## REQUIRED WORK
Will you output the entries below exactly, skipping every image they contain?
** BEGIN **
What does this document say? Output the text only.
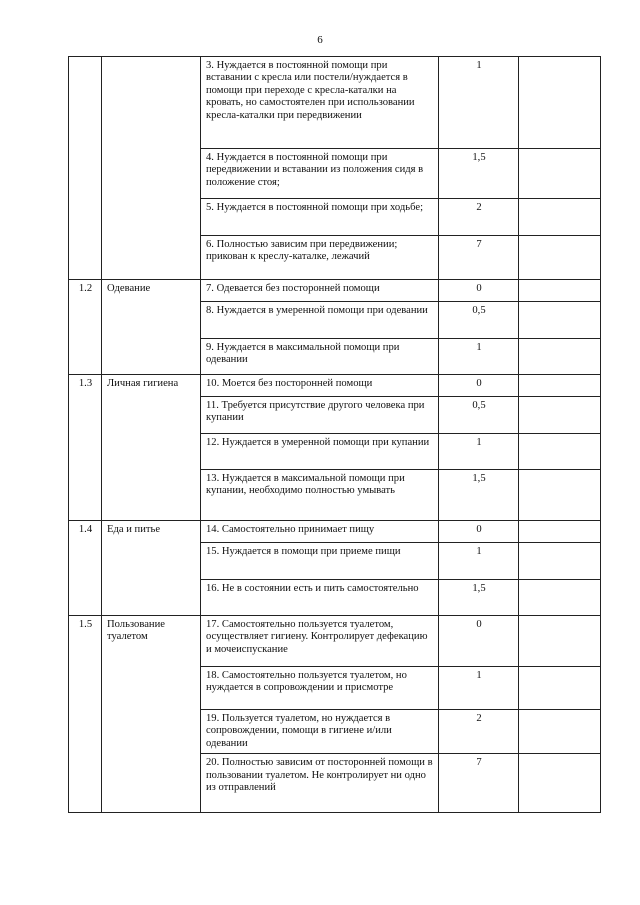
6
		3. Нуждается в постоянной помощи при вставании с кресла или постели/нуждается в помощи при переходе с кресла-каталки на кровать, но самостоятелен при использовании кресла-каталки при передвижении	1	
		4. Нуждается в постоянной помощи при передвижении и вставании из положения сидя в положение стоя;	1,5	
		5. Нуждается в постоянной помощи при ходьбе;	2	
		6. Полностью зависим при передвижении; прикован к креслу-каталке, лежачий	7	
1.2	Одевание	7. Одевается без посторонней помощи	0	
		8. Нуждается в умеренной помощи при одевании	0,5	
		9. Нуждается в максимальной помощи при одевании	1	
1.3	Личная гигиена	10. Моется без посторонней помощи	0	
		11. Требуется присутствие другого человека при купании	0,5	
		12. Нуждается в умеренной помощи при купании	1	
		13. Нуждается в максимальной помощи при купании, необходимо полностью умывать	1,5	
1.4	Еда и питье	14. Самостоятельно принимает пищу	0	
		15. Нуждается в помощи при приеме пищи	1	
		16. Не в состоянии есть и пить самостоятельно	1,5	
1.5	Пользование туалетом	17. Самостоятельно пользуется туалетом, осуществляет гигиену. Контролирует дефекацию и мочеиспускание	0	
		18. Самостоятельно пользуется туалетом, но нуждается в сопровождении и присмотре	1	
		19. Пользуется туалетом, но нуждается в сопровождении, помощи в гигиене и/или одевании	2	
		20. Полностью зависим от посторонней помощи в пользовании туалетом. Не контролирует ни одно из отправлений	7	
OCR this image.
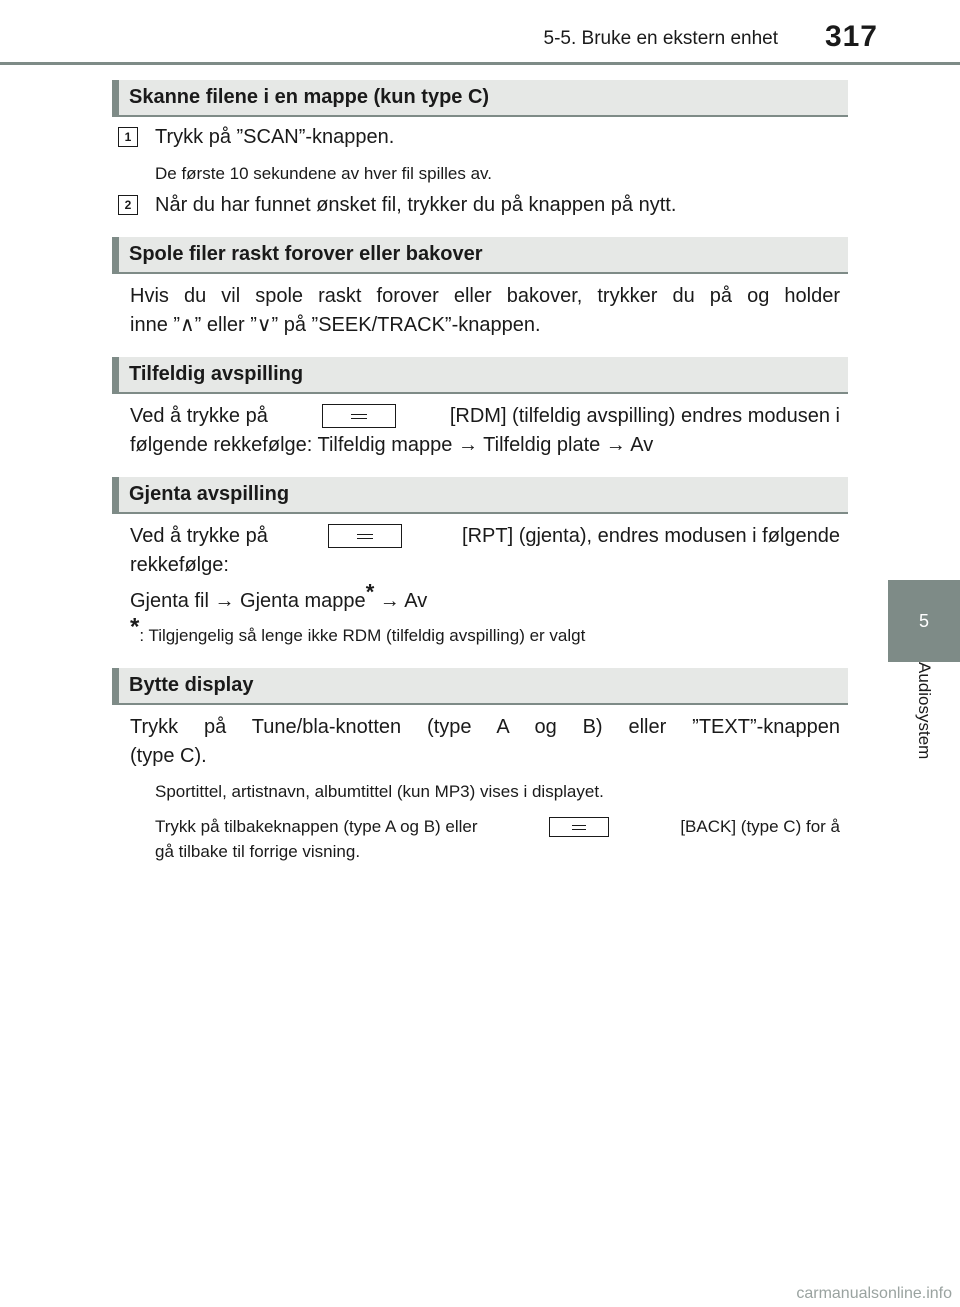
5-5. Bruke en ekstern enhet 317
5
Audiosystem
Skanne filene i en mappe (kun type C)
1	Trykk på ”SCAN”-knappen.
De første 10 sekundene av hver fil spilles av.
2	Når du har funnet ønsket fil, trykker du på knappen på nytt.
Spole filer raskt forover eller bakover
Hvis du vil spole raskt forover eller bakover, trykker du på og holder
inne ”∧” eller ”∨” på ”SEEK/TRACK”-knappen.
Tilfeldig avspilling
Ved å trykke på	[RDM] (tilfeldig avspilling) endres modusen i
følgende rekkefølge: Tilfeldig mappe → Tilfeldig plate → Av
Gjenta avspilling
Ved å trykke på	[RPT] (gjenta), endres modusen i følgende
rekkefølge:
Gjenta fil → Gjenta mappe* → Av
*: Tilgjengelig så lenge ikke RDM (tilfeldig avspilling) er valgt
Bytte display
Trykk på Tune/bla-knotten (type A og B) eller ”TEXT”-knappen
(type C).
Sportittel, artistnavn, albumtittel (kun MP3) vises i displayet.
Trykk på tilbakeknappen (type A og B) eller	[BACK] (type C) for å
gå tilbake til forrige visning.
carmanualsonline.info
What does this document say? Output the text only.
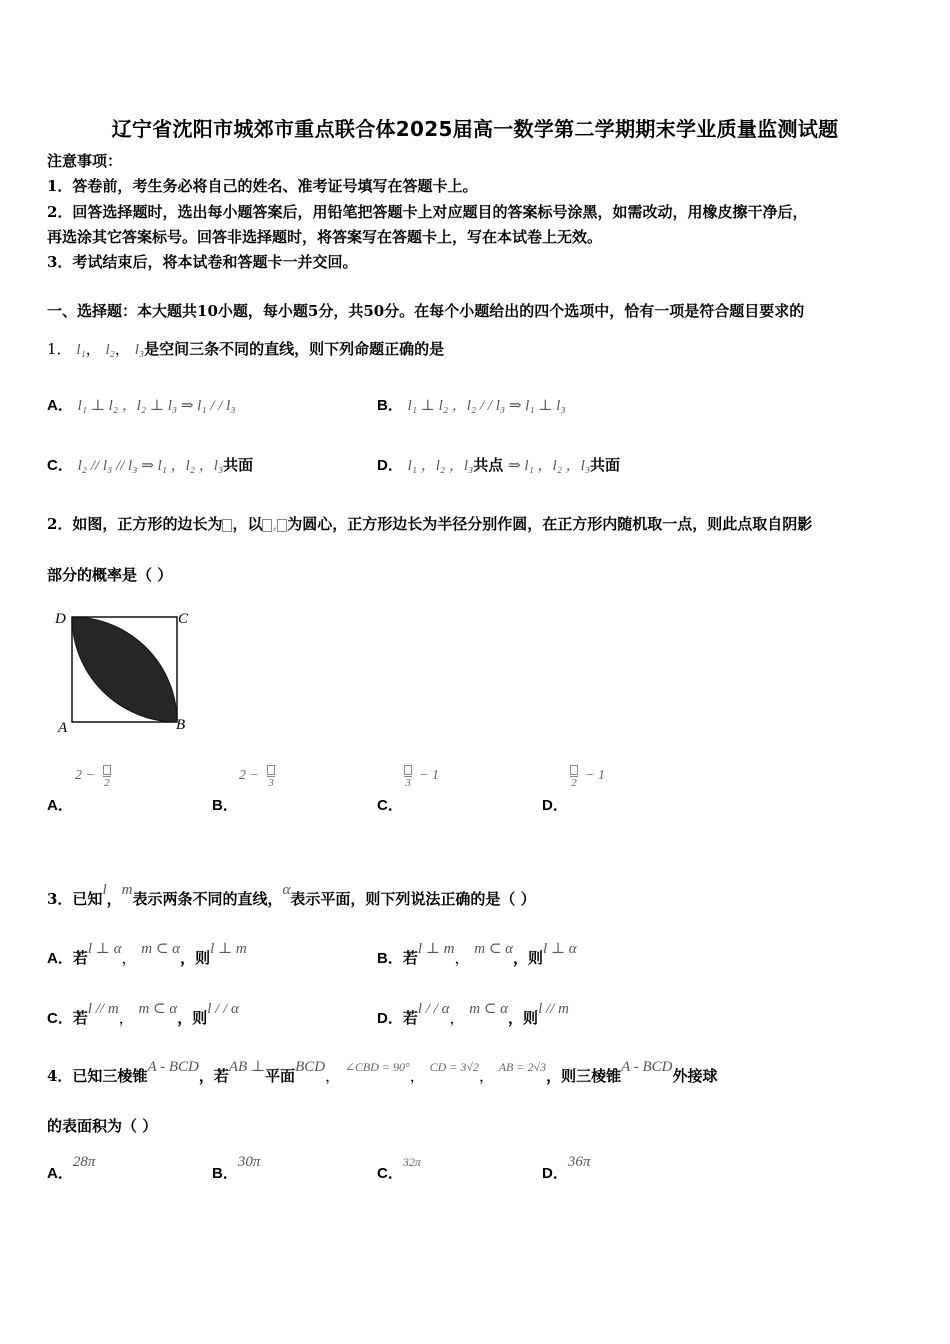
辽宁省沈阳市城郊市重点联合体2025届高一数学第二学期期末学业质量监测试题
注意事项：
1．答卷前，考生务必将自己的姓名、准考证号填写在答题卡上。
2．回答选择题时，选出每小题答案后，用铅笔把答题卡上对应题目的答案标号涂黑，如需改动，用橡皮擦干净后，
再选涂其它答案标号。回答非选择题时，将答案写在答题卡上，写在本试卷上无效。
3．考试结束后，将本试卷和答题卡一并交回。
一、选择题：本大题共10小题，每小题5分，共50分。在每个小题给出的四个选项中，恰有一项是符合题目要求的
1． l₁， l₂， l₃是空间三条不同的直线，则下列命题正确的是
A． l₁ ⊥ l₂ ，l₂ ⊥ l₃ ⇒ l₁ / / l₃	B． l₁ ⊥ l₂ ，l₂ / / l₃ ⇒ l₁ ⊥ l₃
C． l₂ // l₃ // l₃ ⇒ l₁ ，l₂ ，l₃共面	D． l₁ ，l₂ ，l₃共点 ⇒ l₁ ，l₂ ，l₃共面
2．如图，正方形的边长为 ，以 , 为圆心，正方形边长为半径分别作圆，在正方形内随机取一点，则此点取自阴影
部分的概率是（ ）
D	C
A	B
A．
2 − 2
B．
2 − 3
C．
3 − 1
D．
2 − 1
3．已知l，m表示两条不同的直线，α表示平面，则下列说法正确的是（ ）
A．若l ⊥ α， m ⊂ α，则l ⊥ m
B．若l ⊥ m， m ⊂ α，则l ⊥ α
C．若l // m， m ⊂ α，则l / / α
D．若l / / α， m ⊂ α，则l // m
4．已知三棱锥A - BCD，若AB ⊥平面BCD， $^{\angle CBD = 90^\circ}$， $^{CD = 3√2}$， $^{AB = 2√3}$，则三棱锥A - BCD外接球
的表面积为（ ）
A．28π
B．30π
C．$^{32\pi}$
D．36π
** END **
## SOLUTION
What does this document say? Output the text only.
6
		3. Нуждается в постоянной помощи при вставании с кресла или постели/нуждается в помощи при переходе с кресла-каталки на кровать, но самостоятелен при использовании кресла-каталки при передвижении	1	
		4. Нуждается в постоянной помощи при передвижении и вставании из положения сидя в положение стоя;	1,5	
		5. Нуждается в постоянной помощи при ходьбе;	2	
		6. Полностью зависим при передвижении; прикован к креслу-каталке, лежачий	7	
1.2	Одевание	7. Одевается без посторонней помощи	0	
		8. Нуждается в умеренной помощи при одевании	0,5	
		9. Нуждается в максимальной помощи при одевании	1	
1.3	Личная гигиена	10. Моется без посторонней помощи	0	
		11. Требуется присутствие другого человека при купании	0,5	
		12. Нуждается в умеренной помощи при купании	1	
		13. Нуждается в максимальной помощи при купании, необходимо полностью умывать	1,5	
1.4	Еда и питье	14. Самостоятельно принимает пищу	0	
		15. Нуждается в помощи при приеме пищи	1	
		16. Не в состоянии есть и пить самостоятельно	1,5	
1.5	Пользование туалетом	17. Самостоятельно пользуется туалетом, осуществляет гигиену. Контролирует дефекацию и мочеиспускание	0	
		18. Самостоятельно пользуется туалетом, но нуждается в сопровождении и присмотре	1	
		19. Пользуется туалетом, но нуждается в сопровождении, помощи в гигиене и/или одевании	2	
		20. Полностью зависим от посторонней помощи в пользовании туалетом. Не контролирует ни одно из отправлений	7	
OCR this image.
5-5. Bruke en ekstern enhet 317
5
Audiosystem
Skanne filene i en mappe (kun type C)
1	Trykk på ”SCAN”-knappen.
De første 10 sekundene av hver fil spilles av.
2	Når du har funnet ønsket fil, trykker du på knappen på nytt.
Spole filer raskt forover eller bakover
Hvis du vil spole raskt forover eller bakover, trykker du på og holder
inne ”∧” eller ”∨” på ”SEEK/TRACK”-knappen.
Tilfeldig avspilling
Ved å trykke på	[RDM] (tilfeldig avspilling) endres modusen i
følgende rekkefølge: Tilfeldig mappe → Tilfeldig plate → Av
Gjenta avspilling
Ved å trykke på	[RPT] (gjenta), endres modusen i følgende
rekkefølge:
Gjenta fil → Gjenta mappe* → Av
*: Tilgjengelig så lenge ikke RDM (tilfeldig avspilling) er valgt
Bytte display
Trykk på Tune/bla-knotten (type A og B) eller ”TEXT”-knappen
(type C).
Sportittel, artistnavn, albumtittel (kun MP3) vises i displayet.
Trykk på tilbakeknappen (type A og B) eller	[BACK] (type C) for å
gå tilbake til forrige visning.
carmanualsonline.info
What does this document say? Output the text only.
辽宁省沈阳市城郊市重点联合体2025届高一数学第二学期期末学业质量监测试题
注意事项：
1．答卷前，考生务必将自己的姓名、准考证号填写在答题卡上。
2．回答选择题时，选出每小题答案后，用铅笔把答题卡上对应题目的答案标号涂黑，如需改动，用橡皮擦干净后，
再选涂其它答案标号。回答非选择题时，将答案写在答题卡上，写在本试卷上无效。
3．考试结束后，将本试卷和答题卡一并交回。
一、选择题：本大题共10小题，每小题5分，共50分。在每个小题给出的四个选项中，恰有一项是符合题目要求的
1． l₁， l₂， l₃是空间三条不同的直线，则下列命题正确的是
A． l₁ ⊥ l₂ ，l₂ ⊥ l₃ ⇒ l₁ / / l₃	B． l₁ ⊥ l₂ ，l₂ / / l₃ ⇒ l₁ ⊥ l₃
C． l₂ // l₃ // l₃ ⇒ l₁ ，l₂ ，l₃共面	D． l₁ ，l₂ ，l₃共点 ⇒ l₁ ，l₂ ，l₃共面
2．如图，正方形的边长为 ，以 , 为圆心，正方形边长为半径分别作圆，在正方形内随机取一点，则此点取自阴影
部分的概率是（ ）
D	C
A	B
A．
2 − 2
B．
2 − 3
C．
3 − 1
D．
2 − 1
3．已知l，m表示两条不同的直线，α表示平面，则下列说法正确的是（ ）
A．若l ⊥ α， m ⊂ α，则l ⊥ m
B．若l ⊥ m， m ⊂ α，则l ⊥ α
C．若l // m， m ⊂ α，则l / / α
D．若l / / α， m ⊂ α，则l // m
4．已知三棱锥A - BCD，若AB ⊥平面BCD， $^{\angle CBD = 90^\circ}$， $^{CD = 3√2}$， $^{AB = 2√3}$，则三棱锥A - BCD外接球
的表面积为（ ）
A．28π
B．30π
C．$^{32\pi}$
D．36π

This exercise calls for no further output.